> _THE EXERCISE_:
Please repeat all of the listing exactly.

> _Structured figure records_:
:::
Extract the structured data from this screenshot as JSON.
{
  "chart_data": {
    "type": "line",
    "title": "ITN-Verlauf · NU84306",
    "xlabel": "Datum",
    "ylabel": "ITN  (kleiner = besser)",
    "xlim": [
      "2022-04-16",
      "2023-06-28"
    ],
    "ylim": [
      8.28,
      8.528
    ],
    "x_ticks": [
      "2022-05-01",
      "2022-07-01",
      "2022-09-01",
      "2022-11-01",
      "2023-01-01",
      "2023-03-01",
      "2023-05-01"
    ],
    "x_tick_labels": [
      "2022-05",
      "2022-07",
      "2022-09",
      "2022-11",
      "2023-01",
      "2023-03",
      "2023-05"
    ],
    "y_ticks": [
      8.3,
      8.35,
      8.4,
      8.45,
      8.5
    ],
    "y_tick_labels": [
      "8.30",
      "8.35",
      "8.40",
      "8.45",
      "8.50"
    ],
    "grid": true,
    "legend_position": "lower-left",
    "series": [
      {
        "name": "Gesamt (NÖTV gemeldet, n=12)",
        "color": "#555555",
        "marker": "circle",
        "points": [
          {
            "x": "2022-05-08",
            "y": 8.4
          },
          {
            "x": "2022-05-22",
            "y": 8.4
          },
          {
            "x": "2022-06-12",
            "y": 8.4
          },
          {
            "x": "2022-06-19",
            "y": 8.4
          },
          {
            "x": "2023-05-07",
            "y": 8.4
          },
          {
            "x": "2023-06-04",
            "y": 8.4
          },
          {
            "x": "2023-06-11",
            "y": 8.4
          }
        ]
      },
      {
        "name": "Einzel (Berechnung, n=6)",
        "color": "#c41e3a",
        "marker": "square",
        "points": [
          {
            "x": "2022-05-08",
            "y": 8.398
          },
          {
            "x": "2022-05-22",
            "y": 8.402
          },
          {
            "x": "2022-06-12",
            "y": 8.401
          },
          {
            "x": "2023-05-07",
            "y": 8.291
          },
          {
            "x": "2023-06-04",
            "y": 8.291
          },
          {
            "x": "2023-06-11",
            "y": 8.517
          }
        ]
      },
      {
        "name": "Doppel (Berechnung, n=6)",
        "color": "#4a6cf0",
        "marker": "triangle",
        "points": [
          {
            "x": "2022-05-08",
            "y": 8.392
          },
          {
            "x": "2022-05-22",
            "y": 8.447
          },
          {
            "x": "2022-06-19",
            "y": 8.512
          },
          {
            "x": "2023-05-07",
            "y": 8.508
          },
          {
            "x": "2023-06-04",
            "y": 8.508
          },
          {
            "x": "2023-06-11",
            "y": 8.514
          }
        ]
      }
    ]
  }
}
:::
> _ANSWER BELOW_:
Extract the structured data from this screenshot as JSON.
{
  "chart_data": {
    "type": "line",
    "title": "ITN-Verlauf · NU84306",
    "xlabel": "Datum",
    "ylabel": "ITN  (kleiner = besser)",
    "xlim": [
      "2022-04-16",
      "2023-06-28"
    ],
    "ylim": [
      8.28,
      8.528
    ],
    "x_ticks": [
      "2022-05-01",
      "2022-07-01",
      "2022-09-01",
      "2022-11-01",
      "2023-01-01",
      "2023-03-01",
      "2023-05-01"
    ],
    "x_tick_labels": [
      "2022-05",
      "2022-07",
      "2022-09",
      "2022-11",
      "2023-01",
      "2023-03",
      "2023-05"
    ],
    "y_ticks": [
      8.3,
      8.35,
      8.4,
      8.45,
      8.5
    ],
    "y_tick_labels": [
      "8.30",
      "8.35",
      "8.40",
      "8.45",
      "8.50"
    ],
    "grid": true,
    "legend_position": "lower-left",
    "series": [
      {
        "name": "Gesamt (NÖTV gemeldet, n=12)",
        "color": "#555555",
        "marker": "circle",
        "points": [
          {
            "x": "2022-05-08",
            "y": 8.4
          },
          {
            "x": "2022-05-22",
            "y": 8.4
          },
          {
            "x": "2022-06-12",
            "y": 8.4
          },
          {
            "x": "2022-06-19",
            "y": 8.4
          },
          {
            "x": "2023-05-07",
            "y": 8.4
          },
          {
            "x": "2023-06-04",
            "y": 8.4
          },
          {
            "x": "2023-06-11",
            "y": 8.4
          }
        ]
      },
      {
        "name": "Einzel (Berechnung, n=6)",
        "color": "#c41e3a",
        "marker": "square",
        "points": [
          {
            "x": "2022-05-08",
            "y": 8.398
          },
          {
            "x": "2022-05-22",
            "y": 8.402
          },
          {
            "x": "2022-06-12",
            "y": 8.401
          },
          {
            "x": "2023-05-07",
            "y": 8.291
          },
          {
            "x": "2023-06-04",
            "y": 8.291
          },
          {
            "x": "2023-06-11",
            "y": 8.517
          }
        ]
      },
      {
        "name": "Doppel (Berechnung, n=6)",
        "color": "#4a6cf0",
        "marker": "triangle",
        "points": [
          {
            "x": "2022-05-08",
            "y": 8.392
          },
          {
            "x": "2022-05-22",
            "y": 8.447
          },
          {
            "x": "2022-06-19",
            "y": 8.512
          },
          {
            "x": "2023-05-07",
            "y": 8.508
          },
          {
            "x": "2023-06-04",
            "y": 8.508
          },
          {
            "x": "2023-06-11",
            "y": 8.514
          }
        ]
      }
    ]
  }
}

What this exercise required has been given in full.